### [YOUR GOAL]
Copy, from the entries below, each line where the word "subtitle" can be found.

[Lines of data]
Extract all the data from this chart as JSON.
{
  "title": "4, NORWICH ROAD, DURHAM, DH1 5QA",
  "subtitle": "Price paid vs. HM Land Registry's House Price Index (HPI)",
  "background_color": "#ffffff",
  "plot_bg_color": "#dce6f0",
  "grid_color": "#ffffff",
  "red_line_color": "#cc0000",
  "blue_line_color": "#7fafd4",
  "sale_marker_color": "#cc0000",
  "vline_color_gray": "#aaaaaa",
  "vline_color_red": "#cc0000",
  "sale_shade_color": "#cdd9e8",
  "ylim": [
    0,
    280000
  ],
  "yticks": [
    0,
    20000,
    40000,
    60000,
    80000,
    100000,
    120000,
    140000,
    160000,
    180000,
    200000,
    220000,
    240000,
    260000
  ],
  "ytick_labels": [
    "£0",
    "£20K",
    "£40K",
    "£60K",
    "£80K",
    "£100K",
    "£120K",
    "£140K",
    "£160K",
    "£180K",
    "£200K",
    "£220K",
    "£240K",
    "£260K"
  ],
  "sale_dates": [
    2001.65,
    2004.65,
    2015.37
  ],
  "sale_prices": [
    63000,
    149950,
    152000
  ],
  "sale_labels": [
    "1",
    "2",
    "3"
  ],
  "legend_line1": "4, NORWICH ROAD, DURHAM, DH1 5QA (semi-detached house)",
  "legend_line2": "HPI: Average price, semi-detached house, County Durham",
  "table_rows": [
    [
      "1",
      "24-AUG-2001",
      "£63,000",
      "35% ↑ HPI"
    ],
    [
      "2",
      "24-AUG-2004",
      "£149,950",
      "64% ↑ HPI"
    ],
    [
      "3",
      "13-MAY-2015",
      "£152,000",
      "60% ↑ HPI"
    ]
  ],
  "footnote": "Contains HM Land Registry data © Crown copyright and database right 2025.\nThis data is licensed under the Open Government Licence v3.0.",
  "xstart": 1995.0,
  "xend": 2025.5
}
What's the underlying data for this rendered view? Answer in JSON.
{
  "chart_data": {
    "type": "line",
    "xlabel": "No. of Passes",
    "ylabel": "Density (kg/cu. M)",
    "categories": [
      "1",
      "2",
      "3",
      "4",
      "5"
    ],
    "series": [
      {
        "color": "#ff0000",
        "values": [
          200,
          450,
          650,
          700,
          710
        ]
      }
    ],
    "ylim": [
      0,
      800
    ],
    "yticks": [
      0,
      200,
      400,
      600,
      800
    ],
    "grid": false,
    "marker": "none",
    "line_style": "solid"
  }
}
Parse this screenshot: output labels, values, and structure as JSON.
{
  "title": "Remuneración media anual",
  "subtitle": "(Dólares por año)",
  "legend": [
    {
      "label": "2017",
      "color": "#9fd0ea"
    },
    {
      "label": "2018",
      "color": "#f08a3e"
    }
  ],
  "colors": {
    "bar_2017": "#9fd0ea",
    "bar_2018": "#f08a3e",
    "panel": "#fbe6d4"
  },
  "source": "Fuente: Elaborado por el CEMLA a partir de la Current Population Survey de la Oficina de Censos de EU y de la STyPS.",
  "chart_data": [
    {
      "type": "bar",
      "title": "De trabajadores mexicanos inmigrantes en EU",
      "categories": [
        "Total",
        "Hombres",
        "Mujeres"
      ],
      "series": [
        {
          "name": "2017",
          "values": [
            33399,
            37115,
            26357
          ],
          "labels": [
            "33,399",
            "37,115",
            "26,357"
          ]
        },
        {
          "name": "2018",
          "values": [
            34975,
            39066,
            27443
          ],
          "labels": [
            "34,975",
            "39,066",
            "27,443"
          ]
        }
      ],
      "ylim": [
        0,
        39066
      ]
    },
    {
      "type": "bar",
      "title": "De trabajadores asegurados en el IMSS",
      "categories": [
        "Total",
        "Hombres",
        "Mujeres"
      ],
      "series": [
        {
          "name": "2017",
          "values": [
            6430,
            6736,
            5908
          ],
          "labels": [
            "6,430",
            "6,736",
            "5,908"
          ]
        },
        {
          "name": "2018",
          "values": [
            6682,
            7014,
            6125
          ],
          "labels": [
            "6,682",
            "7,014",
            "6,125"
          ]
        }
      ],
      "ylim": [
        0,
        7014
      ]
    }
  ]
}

### [COMPLETE ANSWER]
  "subtitle": "Price paid vs. HM Land Registry's House Price Index (HPI)",
  "subtitle": "(Dólares por año)",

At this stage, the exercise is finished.